### SET EXERCISE
Copy each line that contains the word "Episteme".

* start RECORDED INFORMATION *

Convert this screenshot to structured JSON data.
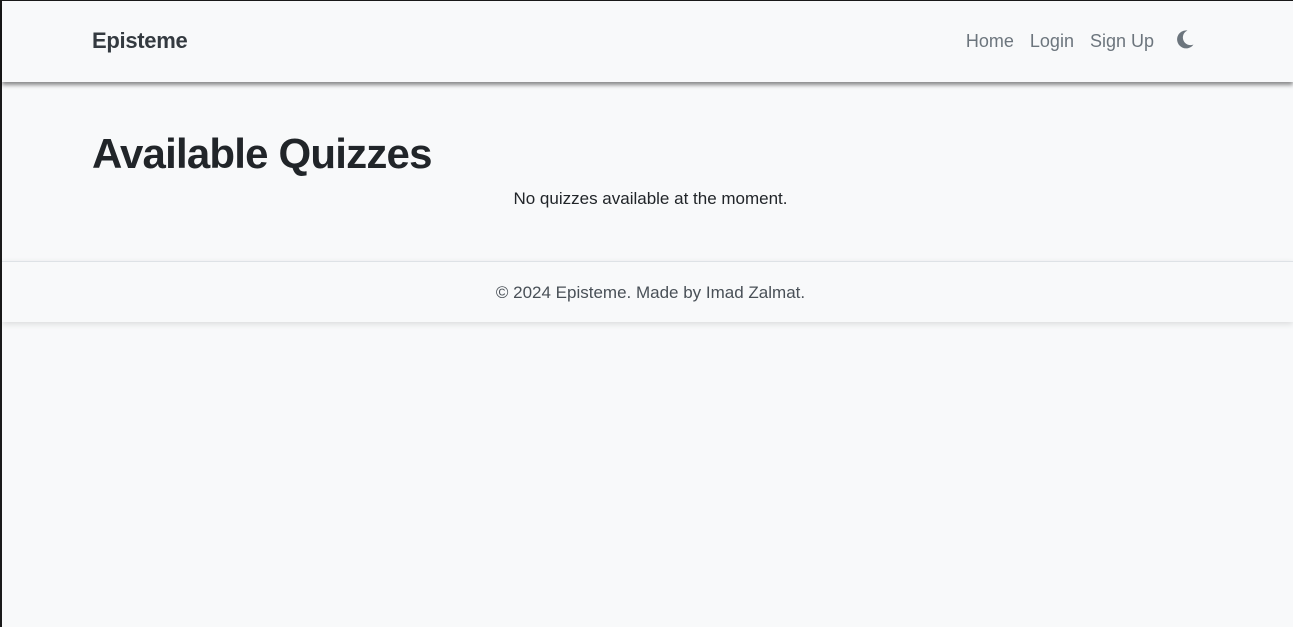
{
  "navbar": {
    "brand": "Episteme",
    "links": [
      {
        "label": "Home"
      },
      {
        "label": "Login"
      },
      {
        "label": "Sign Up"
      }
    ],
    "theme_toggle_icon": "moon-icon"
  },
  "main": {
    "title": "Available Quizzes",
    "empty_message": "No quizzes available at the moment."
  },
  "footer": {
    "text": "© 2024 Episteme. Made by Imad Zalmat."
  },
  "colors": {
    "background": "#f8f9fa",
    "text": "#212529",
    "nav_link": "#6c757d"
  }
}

* end RECORDED INFORMATION *

### TASK RESPONSE
    "brand": "Episteme",
    "text": "© 2024 Episteme. Made by Imad Zalmat."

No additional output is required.